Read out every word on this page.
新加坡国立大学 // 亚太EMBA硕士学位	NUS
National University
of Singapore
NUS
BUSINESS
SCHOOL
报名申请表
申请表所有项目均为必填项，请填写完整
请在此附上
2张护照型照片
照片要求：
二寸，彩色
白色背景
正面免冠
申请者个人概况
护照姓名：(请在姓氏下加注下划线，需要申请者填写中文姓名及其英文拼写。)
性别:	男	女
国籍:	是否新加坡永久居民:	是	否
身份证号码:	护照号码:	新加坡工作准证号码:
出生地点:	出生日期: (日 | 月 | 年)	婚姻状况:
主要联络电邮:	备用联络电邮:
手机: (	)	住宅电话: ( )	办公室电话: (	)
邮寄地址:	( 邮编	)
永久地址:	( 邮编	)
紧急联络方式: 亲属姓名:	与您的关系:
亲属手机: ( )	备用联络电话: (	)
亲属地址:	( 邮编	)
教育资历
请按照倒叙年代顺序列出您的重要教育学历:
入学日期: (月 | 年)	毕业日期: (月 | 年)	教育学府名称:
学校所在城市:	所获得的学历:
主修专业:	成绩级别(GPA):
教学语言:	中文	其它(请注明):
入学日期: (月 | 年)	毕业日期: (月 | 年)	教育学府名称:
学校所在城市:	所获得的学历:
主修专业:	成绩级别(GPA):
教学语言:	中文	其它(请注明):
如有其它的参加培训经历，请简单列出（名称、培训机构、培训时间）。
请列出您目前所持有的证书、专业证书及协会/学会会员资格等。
————
◆ **Short exercise**
Print all of the entries exactly as they are written.

◆ **Output of the task**
Read out every word on this page.
新加坡国立大学 // 亚太EMBA硕士学位	NUS
National University
of Singapore
NUS
BUSINESS
SCHOOL
报名申请表
申请表所有项目均为必填项，请填写完整
请在此附上
2张护照型照片
照片要求：
二寸，彩色
白色背景
正面免冠
申请者个人概况
护照姓名：(请在姓氏下加注下划线，需要申请者填写中文姓名及其英文拼写。)
性别:	男	女
国籍:	是否新加坡永久居民:	是	否
身份证号码:	护照号码:	新加坡工作准证号码:
出生地点:	出生日期: (日 | 月 | 年)	婚姻状况:
主要联络电邮:	备用联络电邮:
手机: (	)	住宅电话: ( )	办公室电话: (	)
邮寄地址:	( 邮编	)
永久地址:	( 邮编	)
紧急联络方式: 亲属姓名:	与您的关系:
亲属手机: ( )	备用联络电话: (	)
亲属地址:	( 邮编	)
教育资历
请按照倒叙年代顺序列出您的重要教育学历:
入学日期: (月 | 年)	毕业日期: (月 | 年)	教育学府名称:
学校所在城市:	所获得的学历:
主修专业:	成绩级别(GPA):
教学语言:	中文	其它(请注明):
入学日期: (月 | 年)	毕业日期: (月 | 年)	教育学府名称:
学校所在城市:	所获得的学历:
主修专业:	成绩级别(GPA):
教学语言:	中文	其它(请注明):
如有其它的参加培训经历，请简单列出（名称、培训机构、培训时间）。
请列出您目前所持有的证书、专业证书及协会/学会会员资格等。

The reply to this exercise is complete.